[Stored items from a collection]
========================
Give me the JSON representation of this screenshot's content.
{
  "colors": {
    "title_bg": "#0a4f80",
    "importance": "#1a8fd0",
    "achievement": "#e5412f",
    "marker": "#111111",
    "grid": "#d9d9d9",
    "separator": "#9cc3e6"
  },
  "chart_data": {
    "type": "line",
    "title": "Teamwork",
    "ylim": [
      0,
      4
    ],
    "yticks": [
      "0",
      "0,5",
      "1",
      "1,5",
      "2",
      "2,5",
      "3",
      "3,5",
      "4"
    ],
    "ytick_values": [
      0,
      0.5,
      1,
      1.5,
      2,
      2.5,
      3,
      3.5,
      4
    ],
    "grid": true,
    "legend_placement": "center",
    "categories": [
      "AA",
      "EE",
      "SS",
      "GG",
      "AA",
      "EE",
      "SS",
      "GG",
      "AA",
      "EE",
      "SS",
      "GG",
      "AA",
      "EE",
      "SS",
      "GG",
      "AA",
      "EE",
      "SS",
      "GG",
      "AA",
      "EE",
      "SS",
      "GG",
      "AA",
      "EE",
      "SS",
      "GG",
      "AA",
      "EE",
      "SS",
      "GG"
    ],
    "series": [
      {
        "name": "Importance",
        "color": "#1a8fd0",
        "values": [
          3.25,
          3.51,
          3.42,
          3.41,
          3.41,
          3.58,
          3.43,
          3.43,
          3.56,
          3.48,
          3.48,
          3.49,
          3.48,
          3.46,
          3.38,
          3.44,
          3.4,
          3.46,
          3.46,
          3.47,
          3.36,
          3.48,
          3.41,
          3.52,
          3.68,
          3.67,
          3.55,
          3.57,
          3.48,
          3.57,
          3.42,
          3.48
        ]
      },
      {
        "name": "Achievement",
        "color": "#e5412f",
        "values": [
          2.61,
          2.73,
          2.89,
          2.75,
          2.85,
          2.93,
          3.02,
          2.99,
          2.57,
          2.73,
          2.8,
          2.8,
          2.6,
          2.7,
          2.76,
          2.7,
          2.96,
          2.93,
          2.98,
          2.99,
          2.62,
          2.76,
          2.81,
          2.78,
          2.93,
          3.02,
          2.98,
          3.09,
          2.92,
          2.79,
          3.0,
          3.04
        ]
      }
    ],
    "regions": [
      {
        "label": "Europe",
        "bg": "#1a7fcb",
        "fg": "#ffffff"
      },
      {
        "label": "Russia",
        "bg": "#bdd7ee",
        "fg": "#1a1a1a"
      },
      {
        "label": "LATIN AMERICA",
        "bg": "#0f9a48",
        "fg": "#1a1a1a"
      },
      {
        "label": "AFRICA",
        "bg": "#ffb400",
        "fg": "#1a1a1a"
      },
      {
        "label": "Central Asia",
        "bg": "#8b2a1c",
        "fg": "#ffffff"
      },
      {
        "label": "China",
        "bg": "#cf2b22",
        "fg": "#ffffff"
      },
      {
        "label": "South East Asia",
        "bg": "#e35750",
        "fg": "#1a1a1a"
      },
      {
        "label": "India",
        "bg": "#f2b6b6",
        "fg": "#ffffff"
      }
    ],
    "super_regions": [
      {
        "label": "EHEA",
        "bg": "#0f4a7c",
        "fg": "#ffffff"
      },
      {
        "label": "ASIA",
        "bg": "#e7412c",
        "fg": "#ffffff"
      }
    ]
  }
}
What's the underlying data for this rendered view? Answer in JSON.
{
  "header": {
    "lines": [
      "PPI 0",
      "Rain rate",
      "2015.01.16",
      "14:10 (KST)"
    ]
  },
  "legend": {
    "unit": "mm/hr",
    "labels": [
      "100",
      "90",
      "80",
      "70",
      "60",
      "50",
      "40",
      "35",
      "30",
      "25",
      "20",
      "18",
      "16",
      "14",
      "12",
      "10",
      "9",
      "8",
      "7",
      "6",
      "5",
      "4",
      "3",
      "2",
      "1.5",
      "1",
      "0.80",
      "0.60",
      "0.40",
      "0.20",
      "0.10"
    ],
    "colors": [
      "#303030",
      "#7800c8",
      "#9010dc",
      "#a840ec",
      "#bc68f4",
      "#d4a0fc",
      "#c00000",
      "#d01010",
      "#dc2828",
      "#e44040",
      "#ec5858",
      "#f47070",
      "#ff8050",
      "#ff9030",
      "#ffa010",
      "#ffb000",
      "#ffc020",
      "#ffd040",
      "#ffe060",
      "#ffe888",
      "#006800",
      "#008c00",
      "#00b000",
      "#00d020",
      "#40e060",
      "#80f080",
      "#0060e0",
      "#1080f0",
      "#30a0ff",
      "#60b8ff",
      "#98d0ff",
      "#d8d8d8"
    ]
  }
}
========================
Repeat the material from above exactly, word for word.

Result of the exercise —
Give me the JSON representation of this screenshot's content.
{
  "colors": {
    "title_bg": "#0a4f80",
    "importance": "#1a8fd0",
    "achievement": "#e5412f",
    "marker": "#111111",
    "grid": "#d9d9d9",
    "separator": "#9cc3e6"
  },
  "chart_data": {
    "type": "line",
    "title": "Teamwork",
    "ylim": [
      0,
      4
    ],
    "yticks": [
      "0",
      "0,5",
      "1",
      "1,5",
      "2",
      "2,5",
      "3",
      "3,5",
      "4"
    ],
    "ytick_values": [
      0,
      0.5,
      1,
      1.5,
      2,
      2.5,
      3,
      3.5,
      4
    ],
    "grid": true,
    "legend_placement": "center",
    "categories": [
      "AA",
      "EE",
      "SS",
      "GG",
      "AA",
      "EE",
      "SS",
      "GG",
      "AA",
      "EE",
      "SS",
      "GG",
      "AA",
      "EE",
      "SS",
      "GG",
      "AA",
      "EE",
      "SS",
      "GG",
      "AA",
      "EE",
      "SS",
      "GG",
      "AA",
      "EE",
      "SS",
      "GG",
      "AA",
      "EE",
      "SS",
      "GG"
    ],
    "series": [
      {
        "name": "Importance",
        "color": "#1a8fd0",
        "values": [
          3.25,
          3.51,
          3.42,
          3.41,
          3.41,
          3.58,
          3.43,
          3.43,
          3.56,
          3.48,
          3.48,
          3.49,
          3.48,
          3.46,
          3.38,
          3.44,
          3.4,
          3.46,
          3.46,
          3.47,
          3.36,
          3.48,
          3.41,
          3.52,
          3.68,
          3.67,
          3.55,
          3.57,
          3.48,
          3.57,
          3.42,
          3.48
        ]
      },
      {
        "name": "Achievement",
        "color": "#e5412f",
        "values": [
          2.61,
          2.73,
          2.89,
          2.75,
          2.85,
          2.93,
          3.02,
          2.99,
          2.57,
          2.73,
          2.8,
          2.8,
          2.6,
          2.7,
          2.76,
          2.7,
          2.96,
          2.93,
          2.98,
          2.99,
          2.62,
          2.76,
          2.81,
          2.78,
          2.93,
          3.02,
          2.98,
          3.09,
          2.92,
          2.79,
          3.0,
          3.04
        ]
      }
    ],
    "regions": [
      {
        "label": "Europe",
        "bg": "#1a7fcb",
        "fg": "#ffffff"
      },
      {
        "label": "Russia",
        "bg": "#bdd7ee",
        "fg": "#1a1a1a"
      },
      {
        "label": "LATIN AMERICA",
        "bg": "#0f9a48",
        "fg": "#1a1a1a"
      },
      {
        "label": "AFRICA",
        "bg": "#ffb400",
        "fg": "#1a1a1a"
      },
      {
        "label": "Central Asia",
        "bg": "#8b2a1c",
        "fg": "#ffffff"
      },
      {
        "label": "China",
        "bg": "#cf2b22",
        "fg": "#ffffff"
      },
      {
        "label": "South East Asia",
        "bg": "#e35750",
        "fg": "#1a1a1a"
      },
      {
        "label": "India",
        "bg": "#f2b6b6",
        "fg": "#ffffff"
      }
    ],
    "super_regions": [
      {
        "label": "EHEA",
        "bg": "#0f4a7c",
        "fg": "#ffffff"
      },
      {
        "label": "ASIA",
        "bg": "#e7412c",
        "fg": "#ffffff"
      }
    ]
  }
}
What's the underlying data for this rendered view? Answer in JSON.
{
  "header": {
    "lines": [
      "PPI 0",
      "Rain rate",
      "2015.01.16",
      "14:10 (KST)"
    ]
  },
  "legend": {
    "unit": "mm/hr",
    "labels": [
      "100",
      "90",
      "80",
      "70",
      "60",
      "50",
      "40",
      "35",
      "30",
      "25",
      "20",
      "18",
      "16",
      "14",
      "12",
      "10",
      "9",
      "8",
      "7",
      "6",
      "5",
      "4",
      "3",
      "2",
      "1.5",
      "1",
      "0.80",
      "0.60",
      "0.40",
      "0.20",
      "0.10"
    ],
    "colors": [
      "#303030",
      "#7800c8",
      "#9010dc",
      "#a840ec",
      "#bc68f4",
      "#d4a0fc",
      "#c00000",
      "#d01010",
      "#dc2828",
      "#e44040",
      "#ec5858",
      "#f47070",
      "#ff8050",
      "#ff9030",
      "#ffa010",
      "#ffb000",
      "#ffc020",
      "#ffd040",
      "#ffe060",
      "#ffe888",
      "#006800",
      "#008c00",
      "#00b000",
      "#00d020",
      "#40e060",
      "#80f080",
      "#0060e0",
      "#1080f0",
      "#30a0ff",
      "#60b8ff",
      "#98d0ff",
      "#d8d8d8"
    ]
  }
}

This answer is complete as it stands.